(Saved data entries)
※
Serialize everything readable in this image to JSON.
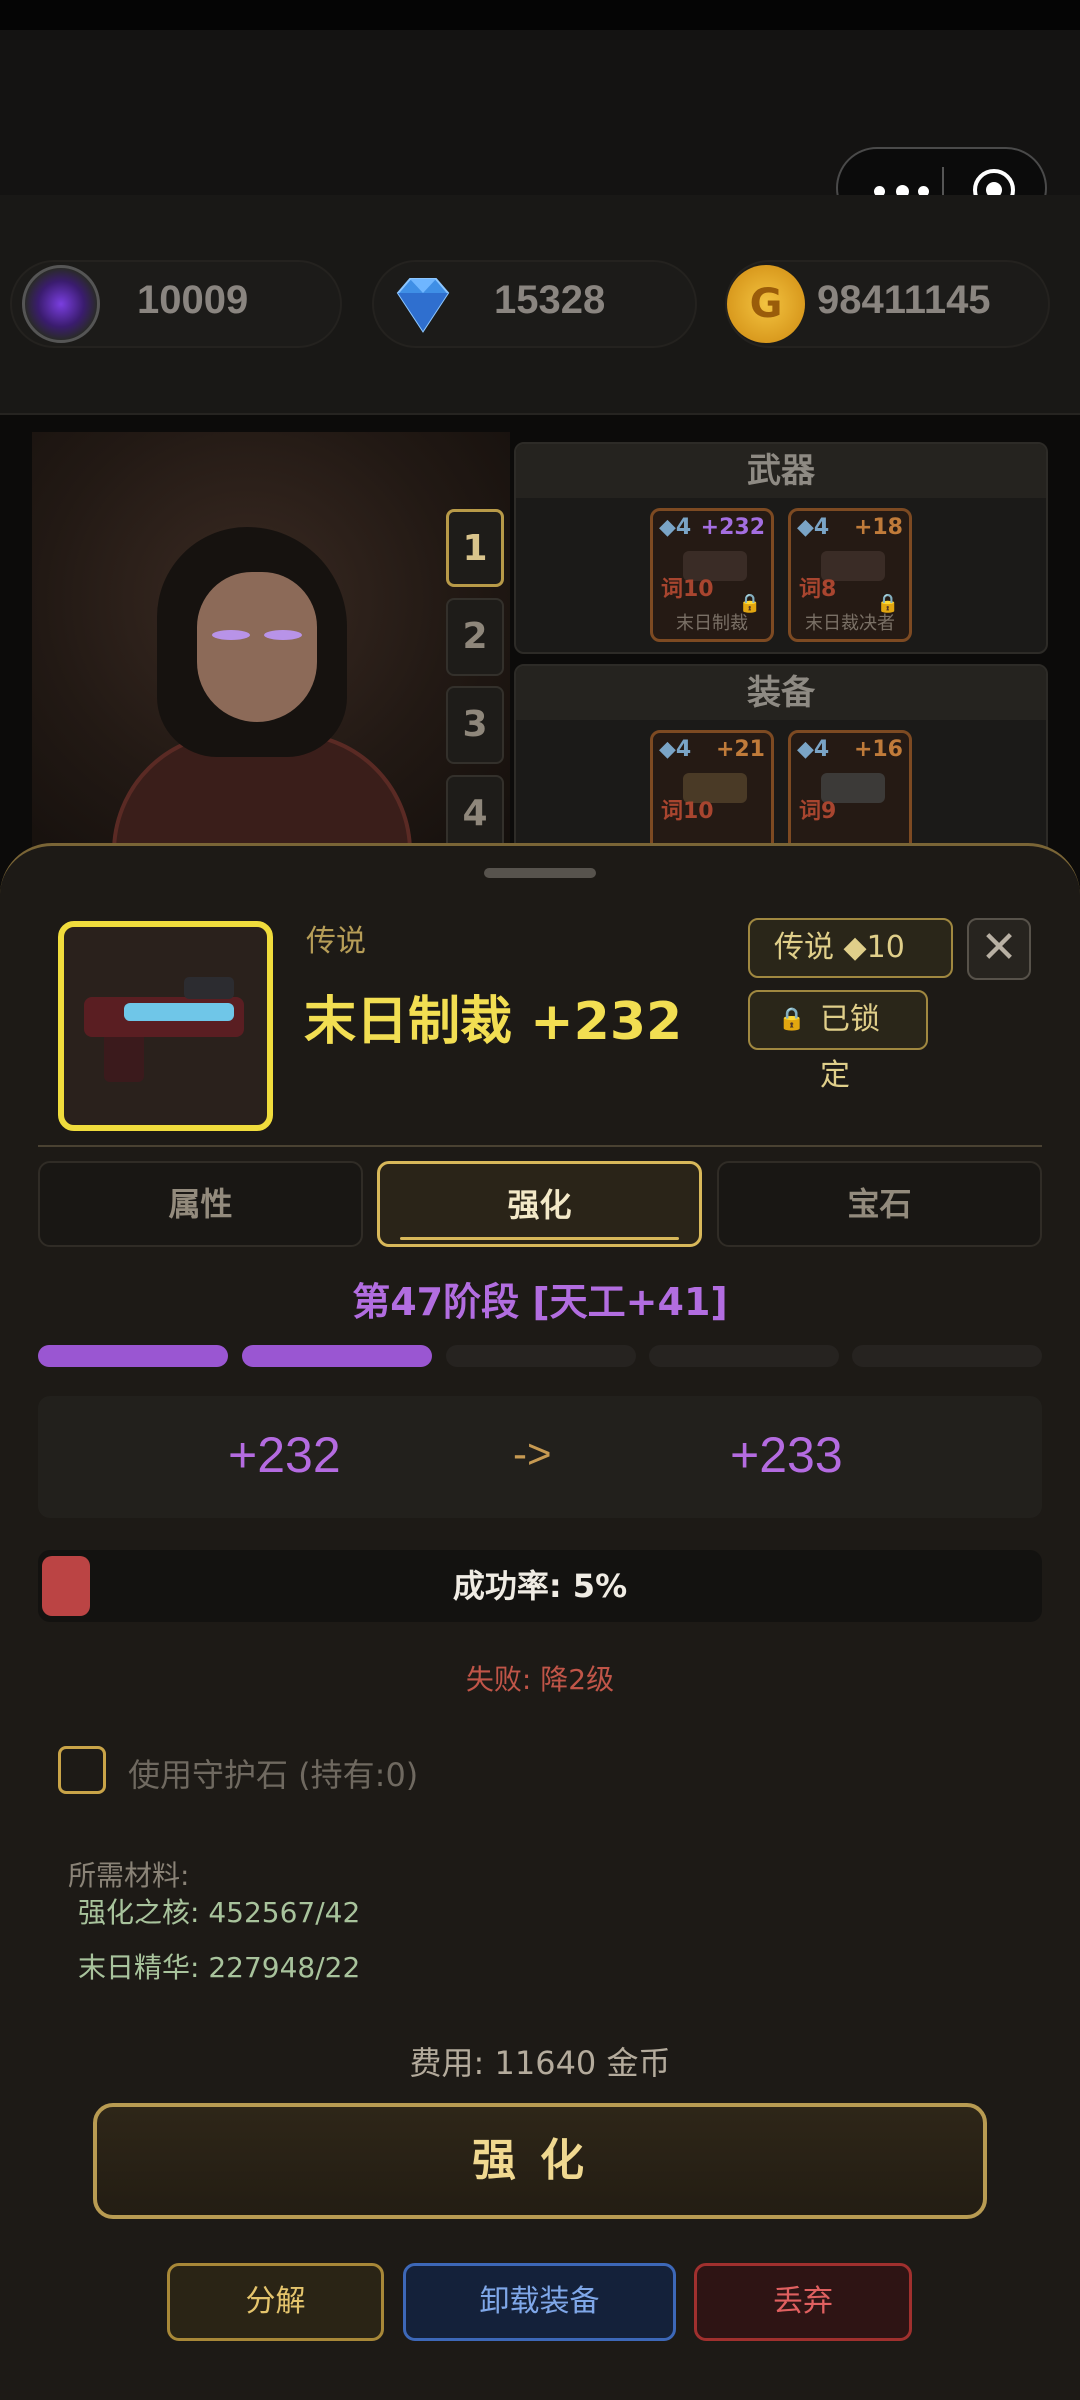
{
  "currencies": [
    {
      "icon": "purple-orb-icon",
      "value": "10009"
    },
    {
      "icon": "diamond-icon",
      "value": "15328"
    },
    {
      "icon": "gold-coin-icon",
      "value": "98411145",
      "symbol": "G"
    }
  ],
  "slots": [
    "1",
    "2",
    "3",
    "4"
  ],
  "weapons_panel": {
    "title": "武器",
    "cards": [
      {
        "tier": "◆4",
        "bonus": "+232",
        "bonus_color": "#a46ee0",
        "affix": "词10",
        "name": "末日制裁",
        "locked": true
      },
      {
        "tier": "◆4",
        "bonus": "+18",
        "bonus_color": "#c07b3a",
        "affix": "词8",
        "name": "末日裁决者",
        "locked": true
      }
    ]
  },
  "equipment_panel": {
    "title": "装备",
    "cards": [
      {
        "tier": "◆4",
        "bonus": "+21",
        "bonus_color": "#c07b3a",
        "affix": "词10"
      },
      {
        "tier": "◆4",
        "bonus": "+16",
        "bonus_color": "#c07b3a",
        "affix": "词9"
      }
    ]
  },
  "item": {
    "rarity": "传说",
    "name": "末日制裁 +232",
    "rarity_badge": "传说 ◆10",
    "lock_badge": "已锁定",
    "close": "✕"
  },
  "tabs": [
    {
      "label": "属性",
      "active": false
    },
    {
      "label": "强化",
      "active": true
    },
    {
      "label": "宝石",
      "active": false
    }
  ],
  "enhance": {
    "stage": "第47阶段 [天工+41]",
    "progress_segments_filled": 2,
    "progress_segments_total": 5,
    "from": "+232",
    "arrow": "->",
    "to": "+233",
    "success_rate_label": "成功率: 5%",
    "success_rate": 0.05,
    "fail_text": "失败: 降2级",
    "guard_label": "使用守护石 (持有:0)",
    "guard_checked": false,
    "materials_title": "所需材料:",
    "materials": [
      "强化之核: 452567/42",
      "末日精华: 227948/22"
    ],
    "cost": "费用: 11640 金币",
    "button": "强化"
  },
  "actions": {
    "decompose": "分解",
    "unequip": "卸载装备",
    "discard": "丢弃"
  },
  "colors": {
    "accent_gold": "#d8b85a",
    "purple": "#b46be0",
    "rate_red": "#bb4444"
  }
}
※
PROBLEM STATEMENT
Repeat each entry exactly as it appears; skip any picture.

CORRECT OUTPUT
Serialize everything readable in this image to JSON.
{
  "currencies": [
    {
      "icon": "purple-orb-icon",
      "value": "10009"
    },
    {
      "icon": "diamond-icon",
      "value": "15328"
    },
    {
      "icon": "gold-coin-icon",
      "value": "98411145",
      "symbol": "G"
    }
  ],
  "slots": [
    "1",
    "2",
    "3",
    "4"
  ],
  "weapons_panel": {
    "title": "武器",
    "cards": [
      {
        "tier": "◆4",
        "bonus": "+232",
        "bonus_color": "#a46ee0",
        "affix": "词10",
        "name": "末日制裁",
        "locked": true
      },
      {
        "tier": "◆4",
        "bonus": "+18",
        "bonus_color": "#c07b3a",
        "affix": "词8",
        "name": "末日裁决者",
        "locked": true
      }
    ]
  },
  "equipment_panel": {
    "title": "装备",
    "cards": [
      {
        "tier": "◆4",
        "bonus": "+21",
        "bonus_color": "#c07b3a",
        "affix": "词10"
      },
      {
        "tier": "◆4",
        "bonus": "+16",
        "bonus_color": "#c07b3a",
        "affix": "词9"
      }
    ]
  },
  "item": {
    "rarity": "传说",
    "name": "末日制裁 +232",
    "rarity_badge": "传说 ◆10",
    "lock_badge": "已锁定",
    "close": "✕"
  },
  "tabs": [
    {
      "label": "属性",
      "active": false
    },
    {
      "label": "强化",
      "active": true
    },
    {
      "label": "宝石",
      "active": false
    }
  ],
  "enhance": {
    "stage": "第47阶段 [天工+41]",
    "progress_segments_filled": 2,
    "progress_segments_total": 5,
    "from": "+232",
    "arrow": "->",
    "to": "+233",
    "success_rate_label": "成功率: 5%",
    "success_rate": 0.05,
    "fail_text": "失败: 降2级",
    "guard_label": "使用守护石 (持有:0)",
    "guard_checked": false,
    "materials_title": "所需材料:",
    "materials": [
      "强化之核: 452567/42",
      "末日精华: 227948/22"
    ],
    "cost": "费用: 11640 金币",
    "button": "强化"
  },
  "actions": {
    "decompose": "分解",
    "unequip": "卸载装备",
    "discard": "丢弃"
  },
  "colors": {
    "accent_gold": "#d8b85a",
    "purple": "#b46be0",
    "rate_red": "#bb4444"
  }
}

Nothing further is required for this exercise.